• [WORK TO DO]:
Tally the lines holding "contact" and state only that figure.
** START OF MATERIAL FOR THE TASK **
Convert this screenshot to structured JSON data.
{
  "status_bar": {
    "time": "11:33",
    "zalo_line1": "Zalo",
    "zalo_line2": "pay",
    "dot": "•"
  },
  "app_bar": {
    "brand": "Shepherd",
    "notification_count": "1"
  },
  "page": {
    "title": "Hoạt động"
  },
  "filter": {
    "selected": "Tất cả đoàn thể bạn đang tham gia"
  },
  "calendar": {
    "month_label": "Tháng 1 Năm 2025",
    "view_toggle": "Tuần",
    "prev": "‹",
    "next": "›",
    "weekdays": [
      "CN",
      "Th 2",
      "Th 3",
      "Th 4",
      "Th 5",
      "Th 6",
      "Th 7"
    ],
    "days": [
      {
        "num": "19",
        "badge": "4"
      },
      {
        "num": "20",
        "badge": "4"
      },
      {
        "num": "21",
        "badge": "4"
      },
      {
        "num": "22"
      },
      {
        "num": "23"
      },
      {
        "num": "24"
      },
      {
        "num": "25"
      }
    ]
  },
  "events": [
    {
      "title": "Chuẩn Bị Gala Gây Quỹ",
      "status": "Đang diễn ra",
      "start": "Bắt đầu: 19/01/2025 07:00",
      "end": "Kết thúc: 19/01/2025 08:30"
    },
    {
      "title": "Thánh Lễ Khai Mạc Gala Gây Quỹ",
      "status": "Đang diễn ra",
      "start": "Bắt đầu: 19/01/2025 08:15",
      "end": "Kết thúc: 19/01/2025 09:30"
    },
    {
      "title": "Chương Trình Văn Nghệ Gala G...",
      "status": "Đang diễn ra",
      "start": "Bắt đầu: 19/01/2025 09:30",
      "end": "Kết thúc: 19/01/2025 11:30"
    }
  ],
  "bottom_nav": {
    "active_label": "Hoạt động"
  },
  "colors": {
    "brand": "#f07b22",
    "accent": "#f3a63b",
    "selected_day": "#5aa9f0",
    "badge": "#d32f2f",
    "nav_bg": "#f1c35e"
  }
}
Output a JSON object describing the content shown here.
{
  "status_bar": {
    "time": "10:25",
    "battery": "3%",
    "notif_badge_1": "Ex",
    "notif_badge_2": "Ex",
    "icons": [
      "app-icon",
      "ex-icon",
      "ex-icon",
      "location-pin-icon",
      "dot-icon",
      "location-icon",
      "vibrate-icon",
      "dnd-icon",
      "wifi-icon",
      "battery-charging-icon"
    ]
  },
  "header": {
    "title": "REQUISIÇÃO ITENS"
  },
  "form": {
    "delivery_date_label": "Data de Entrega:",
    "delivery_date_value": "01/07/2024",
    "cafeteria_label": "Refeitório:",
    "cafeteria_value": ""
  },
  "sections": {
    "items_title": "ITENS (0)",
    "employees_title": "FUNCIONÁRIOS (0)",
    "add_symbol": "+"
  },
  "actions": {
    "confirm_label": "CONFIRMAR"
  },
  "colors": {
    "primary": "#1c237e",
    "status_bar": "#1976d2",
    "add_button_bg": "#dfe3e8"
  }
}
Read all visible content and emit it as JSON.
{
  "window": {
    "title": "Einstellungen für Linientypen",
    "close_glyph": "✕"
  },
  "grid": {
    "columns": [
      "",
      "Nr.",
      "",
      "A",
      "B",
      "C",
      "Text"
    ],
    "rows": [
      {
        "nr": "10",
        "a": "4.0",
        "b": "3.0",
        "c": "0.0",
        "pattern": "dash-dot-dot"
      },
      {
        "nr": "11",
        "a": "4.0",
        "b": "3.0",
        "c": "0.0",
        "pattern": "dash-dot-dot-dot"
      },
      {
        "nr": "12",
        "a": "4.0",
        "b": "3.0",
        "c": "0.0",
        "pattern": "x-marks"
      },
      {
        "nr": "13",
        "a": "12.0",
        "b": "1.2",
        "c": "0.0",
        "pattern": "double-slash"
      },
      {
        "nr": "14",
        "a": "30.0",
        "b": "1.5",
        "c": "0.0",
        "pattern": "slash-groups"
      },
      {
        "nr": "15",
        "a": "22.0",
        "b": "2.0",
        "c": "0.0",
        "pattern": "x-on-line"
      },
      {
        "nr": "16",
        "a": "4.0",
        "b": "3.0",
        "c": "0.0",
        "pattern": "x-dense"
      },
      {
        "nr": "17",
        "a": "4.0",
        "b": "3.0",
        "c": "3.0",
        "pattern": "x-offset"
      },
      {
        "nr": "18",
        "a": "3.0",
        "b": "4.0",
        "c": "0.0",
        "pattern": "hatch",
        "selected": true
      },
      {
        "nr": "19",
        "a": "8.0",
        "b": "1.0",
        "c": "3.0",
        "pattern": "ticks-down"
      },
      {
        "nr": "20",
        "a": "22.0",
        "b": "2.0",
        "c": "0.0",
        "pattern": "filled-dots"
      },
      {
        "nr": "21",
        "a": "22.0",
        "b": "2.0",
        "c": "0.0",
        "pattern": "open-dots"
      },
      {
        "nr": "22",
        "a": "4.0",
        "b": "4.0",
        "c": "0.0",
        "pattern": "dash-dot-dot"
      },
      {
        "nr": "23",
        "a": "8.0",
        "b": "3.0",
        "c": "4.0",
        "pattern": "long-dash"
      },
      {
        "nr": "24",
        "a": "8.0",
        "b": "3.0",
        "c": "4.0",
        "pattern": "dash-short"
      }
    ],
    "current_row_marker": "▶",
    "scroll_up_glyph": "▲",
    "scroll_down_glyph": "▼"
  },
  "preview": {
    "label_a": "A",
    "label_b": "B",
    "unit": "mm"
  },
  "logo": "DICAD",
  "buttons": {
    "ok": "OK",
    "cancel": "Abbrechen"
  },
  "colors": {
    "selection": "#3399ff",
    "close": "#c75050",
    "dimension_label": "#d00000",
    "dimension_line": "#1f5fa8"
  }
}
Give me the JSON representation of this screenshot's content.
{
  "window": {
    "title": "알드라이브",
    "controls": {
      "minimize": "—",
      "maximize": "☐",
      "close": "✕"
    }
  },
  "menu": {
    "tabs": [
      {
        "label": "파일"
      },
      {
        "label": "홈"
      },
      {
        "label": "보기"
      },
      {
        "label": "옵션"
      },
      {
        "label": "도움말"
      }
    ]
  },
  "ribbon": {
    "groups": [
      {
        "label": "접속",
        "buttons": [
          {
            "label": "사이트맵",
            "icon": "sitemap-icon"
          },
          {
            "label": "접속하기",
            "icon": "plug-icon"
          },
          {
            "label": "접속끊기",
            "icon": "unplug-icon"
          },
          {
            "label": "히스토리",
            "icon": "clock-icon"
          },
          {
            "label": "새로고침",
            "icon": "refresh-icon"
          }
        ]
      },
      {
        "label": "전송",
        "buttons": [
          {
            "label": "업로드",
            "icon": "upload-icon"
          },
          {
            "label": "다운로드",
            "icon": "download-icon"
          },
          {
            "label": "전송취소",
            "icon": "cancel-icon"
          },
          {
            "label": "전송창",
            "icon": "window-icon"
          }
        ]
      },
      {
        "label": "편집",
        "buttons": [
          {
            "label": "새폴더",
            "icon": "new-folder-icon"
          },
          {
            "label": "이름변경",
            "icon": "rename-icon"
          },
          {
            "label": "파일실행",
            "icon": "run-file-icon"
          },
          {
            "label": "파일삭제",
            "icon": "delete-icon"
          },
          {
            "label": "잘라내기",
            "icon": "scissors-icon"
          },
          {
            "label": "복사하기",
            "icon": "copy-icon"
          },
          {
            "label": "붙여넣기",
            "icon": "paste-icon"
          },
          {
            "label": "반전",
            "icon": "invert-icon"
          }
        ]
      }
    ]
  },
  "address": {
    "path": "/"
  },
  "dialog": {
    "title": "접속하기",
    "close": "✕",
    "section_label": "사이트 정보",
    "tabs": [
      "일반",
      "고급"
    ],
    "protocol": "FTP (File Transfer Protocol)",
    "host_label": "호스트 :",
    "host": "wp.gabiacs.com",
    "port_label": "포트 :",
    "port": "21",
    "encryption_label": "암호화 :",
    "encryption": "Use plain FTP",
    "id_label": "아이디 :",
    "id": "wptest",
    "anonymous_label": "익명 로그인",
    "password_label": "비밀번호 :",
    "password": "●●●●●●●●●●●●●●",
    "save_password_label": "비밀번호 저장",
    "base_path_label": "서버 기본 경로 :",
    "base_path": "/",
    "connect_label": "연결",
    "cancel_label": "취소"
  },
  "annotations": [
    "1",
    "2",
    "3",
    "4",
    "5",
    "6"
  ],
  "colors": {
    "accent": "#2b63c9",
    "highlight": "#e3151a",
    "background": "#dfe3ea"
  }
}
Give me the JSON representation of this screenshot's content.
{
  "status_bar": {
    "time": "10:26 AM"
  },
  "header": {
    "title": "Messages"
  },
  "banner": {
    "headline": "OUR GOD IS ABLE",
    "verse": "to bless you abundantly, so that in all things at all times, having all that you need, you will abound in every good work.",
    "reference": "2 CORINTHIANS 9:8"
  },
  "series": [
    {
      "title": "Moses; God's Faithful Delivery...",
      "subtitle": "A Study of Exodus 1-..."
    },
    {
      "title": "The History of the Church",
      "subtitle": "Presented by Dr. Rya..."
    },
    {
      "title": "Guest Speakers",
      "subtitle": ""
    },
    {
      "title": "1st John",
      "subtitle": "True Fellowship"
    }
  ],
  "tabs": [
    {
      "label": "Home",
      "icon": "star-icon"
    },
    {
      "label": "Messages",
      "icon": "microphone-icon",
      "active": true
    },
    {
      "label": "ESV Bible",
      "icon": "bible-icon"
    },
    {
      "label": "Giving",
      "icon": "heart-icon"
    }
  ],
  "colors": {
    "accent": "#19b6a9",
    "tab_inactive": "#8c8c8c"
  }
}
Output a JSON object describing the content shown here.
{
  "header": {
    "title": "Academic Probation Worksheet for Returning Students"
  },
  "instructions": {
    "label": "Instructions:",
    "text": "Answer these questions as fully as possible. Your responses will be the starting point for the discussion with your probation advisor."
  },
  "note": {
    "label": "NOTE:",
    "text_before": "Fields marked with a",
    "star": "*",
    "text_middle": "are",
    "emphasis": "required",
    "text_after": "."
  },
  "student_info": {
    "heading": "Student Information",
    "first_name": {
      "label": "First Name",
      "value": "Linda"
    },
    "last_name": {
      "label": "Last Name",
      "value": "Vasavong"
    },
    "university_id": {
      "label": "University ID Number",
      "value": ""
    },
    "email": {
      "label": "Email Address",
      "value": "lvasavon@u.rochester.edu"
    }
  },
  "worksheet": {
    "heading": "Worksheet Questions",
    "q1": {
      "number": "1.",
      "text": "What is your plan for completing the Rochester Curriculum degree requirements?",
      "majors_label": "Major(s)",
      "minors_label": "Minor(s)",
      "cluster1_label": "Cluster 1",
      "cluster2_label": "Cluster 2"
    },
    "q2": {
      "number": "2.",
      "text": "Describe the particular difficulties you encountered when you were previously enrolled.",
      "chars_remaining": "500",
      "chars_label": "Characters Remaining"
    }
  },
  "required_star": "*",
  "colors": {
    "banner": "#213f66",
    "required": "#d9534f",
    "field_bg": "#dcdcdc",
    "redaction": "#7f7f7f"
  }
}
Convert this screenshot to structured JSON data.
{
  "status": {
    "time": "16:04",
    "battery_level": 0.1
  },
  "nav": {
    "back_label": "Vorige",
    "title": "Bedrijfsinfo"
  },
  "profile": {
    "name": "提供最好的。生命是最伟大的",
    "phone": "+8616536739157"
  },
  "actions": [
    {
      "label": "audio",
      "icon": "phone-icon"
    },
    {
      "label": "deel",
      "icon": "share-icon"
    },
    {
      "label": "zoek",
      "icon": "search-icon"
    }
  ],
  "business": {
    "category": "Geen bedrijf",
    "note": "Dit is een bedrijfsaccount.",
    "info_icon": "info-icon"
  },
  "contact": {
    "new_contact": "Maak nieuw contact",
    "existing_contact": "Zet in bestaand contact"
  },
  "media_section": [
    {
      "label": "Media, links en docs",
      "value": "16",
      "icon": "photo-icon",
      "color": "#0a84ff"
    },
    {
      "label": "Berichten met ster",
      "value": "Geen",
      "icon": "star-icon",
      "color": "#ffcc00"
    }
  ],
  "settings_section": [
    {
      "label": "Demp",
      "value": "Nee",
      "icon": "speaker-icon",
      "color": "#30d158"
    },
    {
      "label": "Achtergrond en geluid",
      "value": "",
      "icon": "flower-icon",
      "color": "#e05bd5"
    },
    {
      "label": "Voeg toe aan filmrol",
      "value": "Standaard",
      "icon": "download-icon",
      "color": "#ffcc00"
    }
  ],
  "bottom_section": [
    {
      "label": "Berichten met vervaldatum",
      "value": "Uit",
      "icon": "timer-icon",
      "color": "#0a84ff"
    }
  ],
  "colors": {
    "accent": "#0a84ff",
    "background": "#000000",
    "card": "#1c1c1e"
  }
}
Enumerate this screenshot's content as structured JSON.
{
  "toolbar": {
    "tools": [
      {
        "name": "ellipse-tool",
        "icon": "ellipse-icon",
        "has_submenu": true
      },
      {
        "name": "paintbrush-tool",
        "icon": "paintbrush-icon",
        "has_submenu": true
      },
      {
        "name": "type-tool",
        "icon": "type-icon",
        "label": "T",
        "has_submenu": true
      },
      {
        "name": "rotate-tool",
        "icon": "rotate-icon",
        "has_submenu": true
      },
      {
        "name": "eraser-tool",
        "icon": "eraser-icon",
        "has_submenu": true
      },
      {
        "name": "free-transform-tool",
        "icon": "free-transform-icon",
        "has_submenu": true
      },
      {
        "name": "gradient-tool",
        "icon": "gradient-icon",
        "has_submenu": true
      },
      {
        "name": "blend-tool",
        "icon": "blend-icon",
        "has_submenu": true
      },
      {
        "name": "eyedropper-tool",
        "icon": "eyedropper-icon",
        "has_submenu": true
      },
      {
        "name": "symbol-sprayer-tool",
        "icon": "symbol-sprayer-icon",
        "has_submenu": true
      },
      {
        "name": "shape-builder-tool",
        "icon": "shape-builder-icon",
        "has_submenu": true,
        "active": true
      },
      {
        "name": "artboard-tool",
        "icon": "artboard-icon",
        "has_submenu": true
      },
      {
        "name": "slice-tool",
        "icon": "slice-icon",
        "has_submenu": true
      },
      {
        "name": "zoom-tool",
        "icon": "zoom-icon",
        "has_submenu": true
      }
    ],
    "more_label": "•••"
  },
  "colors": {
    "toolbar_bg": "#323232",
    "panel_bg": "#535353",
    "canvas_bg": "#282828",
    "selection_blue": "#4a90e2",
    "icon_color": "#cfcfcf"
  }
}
** END OF MATERIAL FOR THE TASK **
• [TASK OUTPUT]:
3